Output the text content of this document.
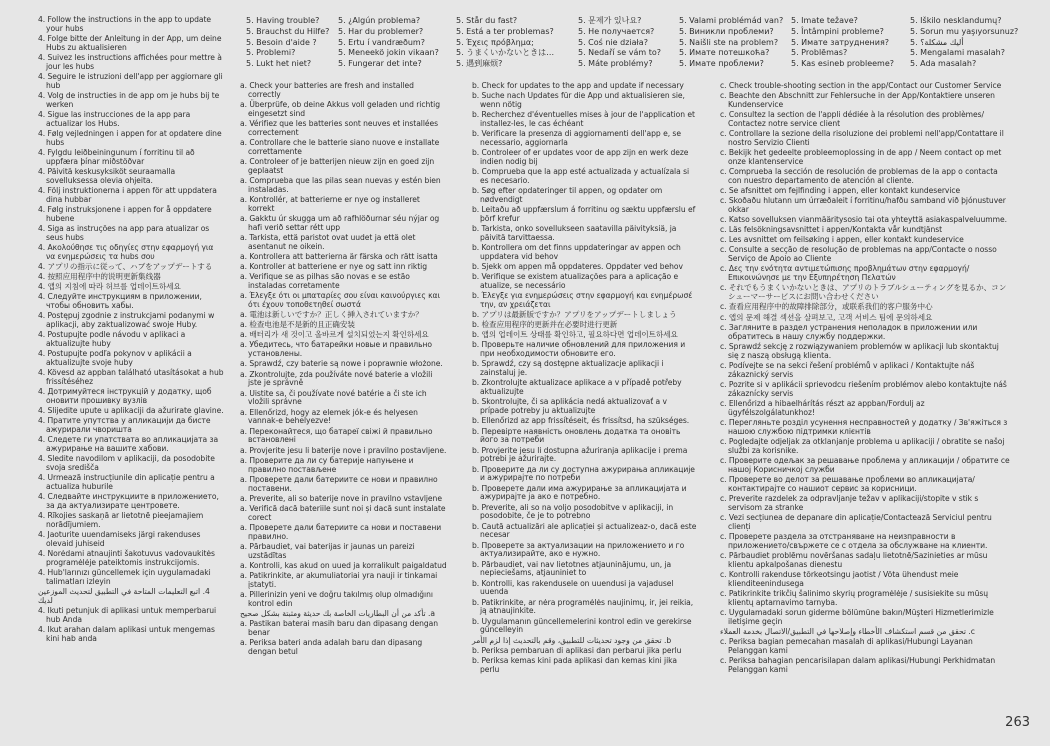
4. Follow the instructions in the app to update your hubs
4. Folge bitte der Anleitung in der App, um deine Hubs zu aktualisieren
4. Suivez les instructions affichées pour mettre à jour les hubs
4. Seguire le istruzioni dell'app per aggiornare gli hub
4. Volg de instructies in de app om je hubs bij te werken
4. Sigue las instrucciones de la app para actualizar los Hubs.
4. Følg vejledningen i appen for at opdatere dine hubs
4. Fylgdu leiðbeiningunum í forritinu til að uppfæra þínar miðstöðvar
4. Päivitä keskusyksiköt seuraamalla sovelluksessa olevia ohjeita.
4. Följ instruktionerna i appen för att uppdatera dina hubbar
4. Følg instruksjonene i appen for å oppdatere hubene
4. Siga as instruções na app para atualizar os seus hubs
4. Ακολούθησε τις οδηγίες στην εφαρμογή για να ενημερώσεις τα hubs σου
4. アプリの指示に従って、ハブをアップデートする
4. 按照应用程序中的说明更新集线器
4. 앱의 지침에 따라 허브를 업데이트하세요
4. Следуйте инструкциям в приложении, чтобы обновить хабы.
4. Postępuj zgodnie z instrukcjami podanymi w aplikacji, aby zaktualizować swoje Huby.
4. Postupujte podle návodu v aplikaci a aktualizujte huby
4. Postupujte podľa pokynov v aplikácii a aktualizujte svoje huby
4. Kövesd az appban található utasításokat a hub frissítéséhez
4. Дотримуйтеся інструкцій у додатку, щоб оновити прошивку вузлів
4. Slijedite upute u aplikaciji da ažurirate glavine.
4. Пратите упутства у апликацији да бисте ажурирали чворишта
4. Следете ги упатствата во апликацијата за ажурирање на вашите хабови.
4. Sledite navodilom v aplikaciji, da posodobite svoja središča
4. Urmează instrucțiunile din aplicație pentru a actualiza huburile
4. Следвайте инструкциите в приложението, за да актуализирате центровете.
4. Rīkojies saskaņā ar lietotnē pieejamajiem norādījumiem.
4. Jaoturite uuendamiseks järgi rakenduses olevaid juhiseid
4. Norėdami atnaujinti šakotuvus vadovaukitės programėlėje pateiktomis instrukcijomis.
4. Hub'larınızı güncellemek için uygulamadaki talimatları izleyin
4. اتبع التعليمات المتاحة في التطبيق لتحديث الموزعين لديك
4. Ikuti petunjuk di aplikasi untuk memperbarui hub Anda
4. Ikut arahan dalam aplikasi untuk mengemas kini hab anda
5. Having trouble?
5. Brauchst du Hilfe?
5. Besoin d'aide ?
5. Problemi?
5. Lukt het niet?
5. ¿Algún problema?
5. Har du problemer?
5. Ertu í vandræðum?
5. Meneekö jokin vikaan?
5. Fungerar det inte?
5. Står du fast?
5. Está a ter problemas?
5. Έχεις πρόβλημα;
5. うまくいかないときは…
5. 遇到麻烦?
5. 문제가 있나요?
5. Не получается?
5. Coś nie działa?
5. Nedaří se vám to?
5. Máte problémy?
5. Valami problémád van?
5. Виникли проблеми?
5. Naišli ste na problem?
5. Имате потешкоћа?
5. Имате проблеми?
5. Imate težave?
5. Întâmpini probleme?
5. Имате затруднения?
5. Problēmas?
5. Kas esineb probleeme?
5. Iškilo nesklandumų?
5. Sorun mu yaşıyorsunuz?
5. أليك مشكلة؟
5. Mengalami masalah?
5. Ada masalah?
a. Check your batteries are fresh and installed correctly
a. Überprüfe, ob deine Akkus voll geladen und richtig eingesetzt sind
a. Vérifiez que les batteries sont neuves et installées correctement
a. Controllare che le batterie siano nuove e installate correttamente
a. Controleer of je batterijen nieuw zijn en goed zijn geplaatst
a. Comprueba que las pilas sean nuevas y estén bien instaladas.
a. Kontrollér, at batterierne er nye og installeret korrekt
a. Gakktu úr skugga um að rafhlöðurnar séu nýjar og hafi verið settar rétt upp
a. Tarkista, että paristot ovat uudet ja että olet asentanut ne oikein.
a. Kontrollera att batterierna är färska och rätt isatta
a. Kontroller at batteriene er nye og satt inn riktig
a. Verifique se as pilhas são novas e se estão instaladas corretamente
a. Έλεγξε ότι οι μπαταρίες σου είναι καινούργιες και ότι έχουν τοποθετηθεί σωστά
a. 電池は新しいですか？正しく挿入されていますか？
a. 检查电池是不是新的且正确安装
a. 배터리가 새 것이고 올바르게 설치되었는지 확인하세요
a. Убедитесь, что батарейки новые и правильно установлены.
a. Sprawdź, czy baterie są nowe i poprawnie włożone.
a. Zkontrolujte, zda používáte nové baterie a vložili jste je správně
a. Uistite sa, či používate nové batérie a či ste ich vložili správne
a. Ellenőrizd, hogy az elemek jók-e és helyesen vannak-e behelyezve!
a. Переконайтеся, що батареї свіжі й правильно встановлені
a. Provjerite jesu li baterije nove i pravilno postavljene.
a. Проверите да ли су батерије напуњене и правилно постављене
a. Проверете дали батериите се нови и правилно поставени.
a. Preverite, ali so baterije nove in pravilno vstavljene
a. Verifică dacă bateriile sunt noi și dacă sunt instalate corect
a. Проверете дали батериите са нови и поставени правилно.
a. Pārbaudiet, vai baterijas ir jaunas un pareizi uzstādītas
a. Kontrolli, kas akud on uued ja korralikult paigaldatud
a. Patikrinkite, ar akumuliatoriai yra nauji ir tinkamai įstatyti.
a. Pillerinizin yeni ve doğru takılmış olup olmadığını kontrol edin
a. تأكد من أن البطاريات الخاصة بك حديثة ومثبتة بشكل صحيح
a. Pastikan baterai masih baru dan dipasang dengan benar
a. Periksa bateri anda adalah baru dan dipasang dengan betul
b. Check for updates to the app and update if necessary
b. Suche nach Updates für die App und aktualisieren sie, wenn nötig
b. Recherchez d'éventuelles mises à jour de l'application et installez-les, le cas échéant
b. Verificare la presenza di aggiornamenti dell'app e, se necessario, aggiornarla
b. Controleer of er updates voor de app zijn en werk deze indien nodig bij
b. Comprueba que la app esté actualizada y actualízala si es necesario.
b. Søg efter opdateringer til appen, og opdater om nødvendigt
b. Leitaðu að uppfærslum á forritinu og sæktu uppfærslu ef þörf krefur
b. Tarkista, onko sovellukseen saatavilla päivityksiä, ja päivitä tarvittaessa.
b. Kontrollera om det finns uppdateringar av appen och uppdatera vid behov
b. Sjekk om appen må oppdateres. Oppdater ved behov
b. Verifique se existem atualizações para a aplicação e atualize, se necessário
b. Έλεγξε για ενημερώσεις στην εφαρμογή και ενημέρωσέ την, αν χρειάζεται
b. アプリは最新版ですか？アプリをアップデートしましょう
b. 检查应用程序的更新并在必要时进行更新
b. 앱의 업데이트 상태를 확인하고, 필요하다면 업데이트하세요
b. Проверьте наличие обновлений для приложения и при необходимости обновите его.
b. Sprawdź, czy są dostępne aktualizacje aplikacji i zainstaluj je.
b. Zkontrolujte aktualizace aplikace a v případě potřeby aktualizujte
b. Skontrolujte, či sa aplikácia nedá aktualizovať a v prípade potreby ju aktualizujte
b. Ellenőrizd az app frissítéseit, és frissítsd, ha szükséges.
b. Перевірте наявність оновлень додатка та оновіть його за потреби
b. Provjerite jesu li dostupna ažuriranja aplikacije i prema potrebi je ažurirajte.
b. Проверите да ли су доступна ажурирања апликације и ажурирајте по потреби
b. Проверете дали има ажурирање за апликацијата и ажурирајте ја ако е потребно.
b. Preverite, ali so na voljo posodobitve v aplikaciji, in posodobite, če je to potrebno
b. Caută actualizări ale aplicației și actualizeaz-o, dacă este necesar
b. Проверете за актуализации на приложението и го актуализирайте, ако е нужно.
b. Pārbaudiet, vai nav lietotnes atjauninājumu, un, ja nepieciešams, atjauniniet to
b. Kontrolli, kas rakendusele on uuendusi ja vajadusel uuenda
b. Patikrinkite, ar nėra programėlės naujinimų, ir, jei reikia, ją atnaujinkite.
b. Uygulamanın güncellemelerini kontrol edin ve gerekirse güncelleyin
b. تحقق من وجود تحديثات للتطبيق، وقم بالتحديث إذا لزم الأمر
b. Periksa pembaruan di aplikasi dan perbarui jika perlu
b. Periksa kemas kini pada aplikasi dan kemas kini jika perlu
c. Check trouble-shooting section in the app/Contact our Customer Service
c. Beachte den Abschnitt zur Fehlersuche in der App/Kontaktiere unseren Kundenservice
c. Consultez la section de l'appli dédiée à la résolution des problèmes/ Contactez notre service client
c. Controllare la sezione della risoluzione dei problemi nell'app/Contattare il nostro Servizio Clienti
c. Bekijk het gedeelte probleemoplossing in de app / Neem contact op met onze klantenservice
c. Comprueba la sección de resolución de problemas de la app o contacta con nuestro departamento de atención al cliente.
c. Se afsnittet om fejlfinding i appen, eller kontakt kundeservice
c. Skoðaðu hlutann um úrræðaleit í forritinu/hafðu samband við þjónustuver okkar
c. Katso sovelluksen vianmääritysosio tai ota yhteyttä asiakaspalveluumme.
c. Läs felsökningsavsnittet i appen/Kontakta vår kundtjänst
c. Les avsnittet om feilsøking i appen, eller kontakt kundeservice
c. Consulte a secção de resolução de problemas na app/Contacte o nosso Serviço de Apoio ao Cliente
c. Δες την ενότητα αντιμετώπισης προβλημάτων στην εφαρμογή/ Επικοινώνησε με την Εξυπηρέτηση Πελατών
c. それでもうまくいかないときは、アプリのトラブルシューティングを見るか、コンシューマーサービスにお問い合わせください
c. 查看应用程序中的故障排除部分，或联系我们的客户服务中心
c. 앱의 문제 해결 섹션을 살펴보고, 고객 서비스 팀에 문의하세요
c. Загляните в раздел устранения неполадок в приложении или обратитесь в нашу службу поддержки.
c. Sprawdź sekcję z rozwiązywaniem problemów w aplikacji lub skontaktuj się z naszą obsługą klienta.
c. Podívejte se na sekci řešení problémů v aplikaci / Kontaktujte náš zákaznický servis
c. Pozrite si v aplikácii sprievodcu riešením problémov alebo kontaktujte náš zákaznícky servis
c. Ellenőrizd a hibaelhárítás részt az appban/Fordulj az ügyfélszolgálatunkhoz!
c. Перегляньте розділ усунення несправностей у додатку / Зв'яжіться з нашою службою підтримки клієнтів
c. Pogledajte odjeljak za otklanjanje problema u aplikaciji / obratite se našoj službi za korisnike.
c. Проверите одељак за решавање проблема у апликацији / обратите се нашој Корисничкој служби
c. Проверете во делот за решавање проблеми во апликацијата/ контактирајте со нашиот сервис за корисници.
c. Preverite razdelek za odpravljanje težav v aplikaciji/stopite v stik s servisom za stranke
c. Vezi secțiunea de depanare din aplicație/Contactează Serviciul pentru clienți
c. Проверете раздела за отстраняване на неизправности в приложението/свържете се с отдела за обслужване на клиенти.
c. Pārbaudiet problēmu novēršanas sadaļu lietotnē/Sazinieties ar mūsu klientu apkalpošanas dienestu
c. Kontrolli rakenduse tõrkeotsingu jaotist / Võta ühendust meie klienditeenindusega
c. Patikrinkite trikčių šalinimo skyrių programėlėje / susisiekite su mūsų klientų aptarnavimo tarnyba.
c. Uygulamadaki sorun giderme bölümüne bakın/Müşteri Hizmetlerimizle iletişime geçin
c. تحقق من قسم استكشاف الأخطاء وإصلاحها في التطبيق/الاتصال بخدمة العملاء
c. Periksa bagian pemecahan masalah di aplikasi/Hubungi Layanan Pelanggan kami
c. Periksa bahagian pencarisilapan dalam aplikasi/Hubungi Perkhidmatan Pelanggan kami
263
------------------------------
What the task requires -
State how many lines of the listing include the word "правильно". Reply with the number alone.

Task output -
2